> [Task directions]
Go through each line of the records below and count those with the word "대출금리"; give only the total.

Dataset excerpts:

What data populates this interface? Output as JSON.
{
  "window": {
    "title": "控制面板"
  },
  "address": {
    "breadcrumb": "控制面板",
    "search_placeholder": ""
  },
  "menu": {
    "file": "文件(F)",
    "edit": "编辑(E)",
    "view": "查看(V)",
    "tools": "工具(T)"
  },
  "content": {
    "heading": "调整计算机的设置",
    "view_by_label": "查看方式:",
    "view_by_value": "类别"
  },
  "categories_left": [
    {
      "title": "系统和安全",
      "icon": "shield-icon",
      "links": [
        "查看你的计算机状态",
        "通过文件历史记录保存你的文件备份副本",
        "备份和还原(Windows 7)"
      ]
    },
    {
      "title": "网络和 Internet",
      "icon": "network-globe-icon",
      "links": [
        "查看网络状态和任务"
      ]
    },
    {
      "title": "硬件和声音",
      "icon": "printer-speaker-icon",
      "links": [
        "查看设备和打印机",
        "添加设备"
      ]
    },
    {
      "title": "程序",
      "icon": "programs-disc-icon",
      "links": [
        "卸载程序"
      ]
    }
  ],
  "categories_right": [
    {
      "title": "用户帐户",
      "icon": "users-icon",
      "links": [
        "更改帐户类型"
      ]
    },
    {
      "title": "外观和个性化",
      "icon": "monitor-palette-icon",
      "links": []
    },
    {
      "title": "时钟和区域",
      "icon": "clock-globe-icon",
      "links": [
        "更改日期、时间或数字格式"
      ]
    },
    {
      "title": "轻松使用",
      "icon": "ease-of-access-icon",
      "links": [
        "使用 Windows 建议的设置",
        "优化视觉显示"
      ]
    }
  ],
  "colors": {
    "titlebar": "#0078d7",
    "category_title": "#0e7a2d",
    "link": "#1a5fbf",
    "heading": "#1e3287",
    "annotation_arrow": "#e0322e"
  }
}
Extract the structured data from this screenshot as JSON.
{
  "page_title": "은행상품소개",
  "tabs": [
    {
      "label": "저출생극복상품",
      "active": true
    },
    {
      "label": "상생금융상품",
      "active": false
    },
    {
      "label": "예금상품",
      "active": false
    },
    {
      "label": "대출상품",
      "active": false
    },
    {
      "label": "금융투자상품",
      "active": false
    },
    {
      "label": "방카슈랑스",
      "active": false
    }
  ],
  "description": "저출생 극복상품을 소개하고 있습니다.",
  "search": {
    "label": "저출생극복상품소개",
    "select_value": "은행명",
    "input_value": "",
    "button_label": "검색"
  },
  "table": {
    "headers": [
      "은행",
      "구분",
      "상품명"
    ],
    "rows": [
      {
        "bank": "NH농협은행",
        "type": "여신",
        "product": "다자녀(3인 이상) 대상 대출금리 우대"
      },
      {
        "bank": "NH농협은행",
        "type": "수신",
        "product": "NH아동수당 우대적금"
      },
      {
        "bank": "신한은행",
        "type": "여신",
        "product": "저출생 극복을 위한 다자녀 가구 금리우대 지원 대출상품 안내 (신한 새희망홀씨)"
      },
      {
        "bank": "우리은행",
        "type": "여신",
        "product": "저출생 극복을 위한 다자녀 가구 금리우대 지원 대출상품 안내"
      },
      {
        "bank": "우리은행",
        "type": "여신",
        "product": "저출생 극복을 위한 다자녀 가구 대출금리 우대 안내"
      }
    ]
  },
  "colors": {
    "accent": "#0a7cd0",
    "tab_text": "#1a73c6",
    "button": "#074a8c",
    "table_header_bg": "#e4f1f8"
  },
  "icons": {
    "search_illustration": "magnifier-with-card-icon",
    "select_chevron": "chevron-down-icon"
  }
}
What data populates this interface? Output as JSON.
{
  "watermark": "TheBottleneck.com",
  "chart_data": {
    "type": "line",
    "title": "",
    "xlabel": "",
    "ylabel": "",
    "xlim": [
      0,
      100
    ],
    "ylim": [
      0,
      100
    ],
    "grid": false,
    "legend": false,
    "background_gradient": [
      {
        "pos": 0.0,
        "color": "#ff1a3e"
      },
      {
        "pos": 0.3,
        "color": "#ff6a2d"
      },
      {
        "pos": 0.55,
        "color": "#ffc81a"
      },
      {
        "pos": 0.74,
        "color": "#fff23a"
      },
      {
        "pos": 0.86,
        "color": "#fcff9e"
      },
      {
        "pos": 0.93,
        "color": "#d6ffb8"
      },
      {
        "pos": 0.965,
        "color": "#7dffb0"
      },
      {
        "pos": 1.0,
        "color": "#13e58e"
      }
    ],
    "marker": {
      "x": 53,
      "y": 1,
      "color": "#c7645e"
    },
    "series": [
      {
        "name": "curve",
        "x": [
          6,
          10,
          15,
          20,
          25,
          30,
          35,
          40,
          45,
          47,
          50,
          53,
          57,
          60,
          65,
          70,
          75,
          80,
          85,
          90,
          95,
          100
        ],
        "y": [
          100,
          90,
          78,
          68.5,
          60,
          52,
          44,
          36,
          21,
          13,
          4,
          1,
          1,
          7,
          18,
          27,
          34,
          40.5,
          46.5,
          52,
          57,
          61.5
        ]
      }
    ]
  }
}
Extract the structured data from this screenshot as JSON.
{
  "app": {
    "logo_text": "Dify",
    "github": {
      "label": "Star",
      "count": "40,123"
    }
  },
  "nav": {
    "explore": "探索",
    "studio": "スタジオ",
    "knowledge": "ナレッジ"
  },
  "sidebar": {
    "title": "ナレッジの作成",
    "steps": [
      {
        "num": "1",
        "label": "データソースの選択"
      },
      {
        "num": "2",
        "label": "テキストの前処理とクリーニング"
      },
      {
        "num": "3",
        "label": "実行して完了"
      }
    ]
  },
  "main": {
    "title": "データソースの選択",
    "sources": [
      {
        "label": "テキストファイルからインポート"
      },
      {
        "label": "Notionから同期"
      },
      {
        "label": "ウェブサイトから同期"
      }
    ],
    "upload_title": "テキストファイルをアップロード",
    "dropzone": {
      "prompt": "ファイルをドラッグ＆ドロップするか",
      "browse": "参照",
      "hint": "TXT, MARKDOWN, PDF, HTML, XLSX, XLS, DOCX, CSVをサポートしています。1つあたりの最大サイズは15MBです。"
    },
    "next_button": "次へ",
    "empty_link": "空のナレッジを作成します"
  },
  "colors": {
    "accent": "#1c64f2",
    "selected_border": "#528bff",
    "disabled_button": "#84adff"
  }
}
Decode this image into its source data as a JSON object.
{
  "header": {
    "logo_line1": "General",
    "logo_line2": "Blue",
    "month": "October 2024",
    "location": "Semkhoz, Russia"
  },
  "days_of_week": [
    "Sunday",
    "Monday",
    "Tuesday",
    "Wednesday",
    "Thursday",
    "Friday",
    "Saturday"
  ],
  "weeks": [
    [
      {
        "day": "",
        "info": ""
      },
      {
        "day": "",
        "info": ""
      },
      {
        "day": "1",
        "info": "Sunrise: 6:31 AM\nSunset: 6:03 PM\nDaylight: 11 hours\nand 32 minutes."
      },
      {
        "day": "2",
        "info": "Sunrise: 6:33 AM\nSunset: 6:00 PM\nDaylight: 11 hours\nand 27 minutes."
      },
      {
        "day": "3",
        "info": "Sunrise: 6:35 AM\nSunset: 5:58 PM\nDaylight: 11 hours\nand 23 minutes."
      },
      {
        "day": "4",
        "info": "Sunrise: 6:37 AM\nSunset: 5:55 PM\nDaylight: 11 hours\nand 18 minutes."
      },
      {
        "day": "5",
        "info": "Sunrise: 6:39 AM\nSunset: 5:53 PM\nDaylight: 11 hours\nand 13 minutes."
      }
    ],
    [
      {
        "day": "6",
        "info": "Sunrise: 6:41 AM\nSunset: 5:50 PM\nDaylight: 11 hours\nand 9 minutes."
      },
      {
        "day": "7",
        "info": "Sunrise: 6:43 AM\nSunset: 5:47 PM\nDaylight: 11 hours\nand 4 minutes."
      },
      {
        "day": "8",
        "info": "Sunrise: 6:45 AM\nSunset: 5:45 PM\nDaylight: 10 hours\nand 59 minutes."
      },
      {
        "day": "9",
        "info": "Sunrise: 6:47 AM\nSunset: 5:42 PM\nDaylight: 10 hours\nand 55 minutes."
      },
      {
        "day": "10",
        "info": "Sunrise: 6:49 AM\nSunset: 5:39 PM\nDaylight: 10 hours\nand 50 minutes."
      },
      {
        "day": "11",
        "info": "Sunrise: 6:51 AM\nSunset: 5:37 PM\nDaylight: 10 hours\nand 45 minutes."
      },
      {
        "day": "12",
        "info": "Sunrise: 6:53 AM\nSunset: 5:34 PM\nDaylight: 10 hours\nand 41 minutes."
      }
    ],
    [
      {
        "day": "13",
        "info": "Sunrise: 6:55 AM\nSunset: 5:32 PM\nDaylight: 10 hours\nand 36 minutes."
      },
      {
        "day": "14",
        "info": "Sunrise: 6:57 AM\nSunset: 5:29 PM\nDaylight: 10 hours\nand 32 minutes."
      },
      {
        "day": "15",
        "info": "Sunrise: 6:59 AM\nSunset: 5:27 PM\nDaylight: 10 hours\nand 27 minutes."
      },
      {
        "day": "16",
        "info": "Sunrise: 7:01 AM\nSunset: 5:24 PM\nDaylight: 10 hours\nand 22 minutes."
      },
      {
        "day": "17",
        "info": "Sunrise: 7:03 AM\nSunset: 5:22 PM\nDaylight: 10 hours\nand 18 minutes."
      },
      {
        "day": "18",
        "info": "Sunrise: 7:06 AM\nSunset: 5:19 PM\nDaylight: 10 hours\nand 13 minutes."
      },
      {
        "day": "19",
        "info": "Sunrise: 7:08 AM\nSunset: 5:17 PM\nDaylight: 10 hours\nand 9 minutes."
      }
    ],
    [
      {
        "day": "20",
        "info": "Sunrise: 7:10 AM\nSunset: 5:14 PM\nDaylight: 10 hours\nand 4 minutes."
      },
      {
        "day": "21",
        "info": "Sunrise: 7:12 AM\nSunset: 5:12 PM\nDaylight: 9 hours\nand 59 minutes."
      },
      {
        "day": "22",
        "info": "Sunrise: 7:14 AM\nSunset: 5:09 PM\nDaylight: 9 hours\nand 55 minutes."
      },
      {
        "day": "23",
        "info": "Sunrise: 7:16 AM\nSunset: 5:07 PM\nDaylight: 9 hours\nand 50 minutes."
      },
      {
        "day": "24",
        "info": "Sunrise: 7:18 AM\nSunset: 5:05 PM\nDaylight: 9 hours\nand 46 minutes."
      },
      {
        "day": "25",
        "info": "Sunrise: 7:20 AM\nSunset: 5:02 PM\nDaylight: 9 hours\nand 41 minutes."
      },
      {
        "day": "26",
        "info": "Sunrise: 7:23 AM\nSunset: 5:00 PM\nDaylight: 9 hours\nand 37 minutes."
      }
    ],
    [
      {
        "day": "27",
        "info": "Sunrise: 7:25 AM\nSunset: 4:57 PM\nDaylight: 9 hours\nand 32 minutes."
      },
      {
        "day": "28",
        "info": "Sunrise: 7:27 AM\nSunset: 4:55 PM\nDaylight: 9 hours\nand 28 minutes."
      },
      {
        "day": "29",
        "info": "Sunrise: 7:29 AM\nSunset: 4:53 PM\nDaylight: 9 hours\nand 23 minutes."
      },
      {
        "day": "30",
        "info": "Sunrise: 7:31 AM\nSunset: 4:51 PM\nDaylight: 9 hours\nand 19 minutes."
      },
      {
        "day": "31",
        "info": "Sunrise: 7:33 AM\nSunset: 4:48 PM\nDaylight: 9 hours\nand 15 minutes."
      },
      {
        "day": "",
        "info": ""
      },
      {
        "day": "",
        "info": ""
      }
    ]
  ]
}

> [Correct answer]
2